> [PROVIDED INFORMATION]:
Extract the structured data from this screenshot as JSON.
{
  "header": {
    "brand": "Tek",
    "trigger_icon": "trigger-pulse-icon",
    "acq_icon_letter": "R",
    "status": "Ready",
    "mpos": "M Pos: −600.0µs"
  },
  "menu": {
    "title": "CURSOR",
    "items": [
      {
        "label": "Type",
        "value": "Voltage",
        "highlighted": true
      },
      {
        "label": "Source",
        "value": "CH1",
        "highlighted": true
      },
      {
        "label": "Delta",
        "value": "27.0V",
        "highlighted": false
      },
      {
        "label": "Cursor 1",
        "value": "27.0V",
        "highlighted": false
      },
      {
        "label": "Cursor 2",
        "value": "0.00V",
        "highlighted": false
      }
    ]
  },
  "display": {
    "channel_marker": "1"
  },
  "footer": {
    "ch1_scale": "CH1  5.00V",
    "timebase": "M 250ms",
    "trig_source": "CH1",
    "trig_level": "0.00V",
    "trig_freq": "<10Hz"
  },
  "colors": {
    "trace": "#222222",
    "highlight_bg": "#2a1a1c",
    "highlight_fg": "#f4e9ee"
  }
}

> [WHAT THE TASK ASKS]: Return the material in full, exactly as shown.

> [REPLY]:
Extract the structured data from this screenshot as JSON.
{
  "header": {
    "brand": "Tek",
    "trigger_icon": "trigger-pulse-icon",
    "acq_icon_letter": "R",
    "status": "Ready",
    "mpos": "M Pos: −600.0µs"
  },
  "menu": {
    "title": "CURSOR",
    "items": [
      {
        "label": "Type",
        "value": "Voltage",
        "highlighted": true
      },
      {
        "label": "Source",
        "value": "CH1",
        "highlighted": true
      },
      {
        "label": "Delta",
        "value": "27.0V",
        "highlighted": false
      },
      {
        "label": "Cursor 1",
        "value": "27.0V",
        "highlighted": false
      },
      {
        "label": "Cursor 2",
        "value": "0.00V",
        "highlighted": false
      }
    ]
  },
  "display": {
    "channel_marker": "1"
  },
  "footer": {
    "ch1_scale": "CH1  5.00V",
    "timebase": "M 250ms",
    "trig_source": "CH1",
    "trig_level": "0.00V",
    "trig_freq": "<10Hz"
  },
  "colors": {
    "trace": "#222222",
    "highlight_bg": "#2a1a1c",
    "highlight_fg": "#f4e9ee"
  }
}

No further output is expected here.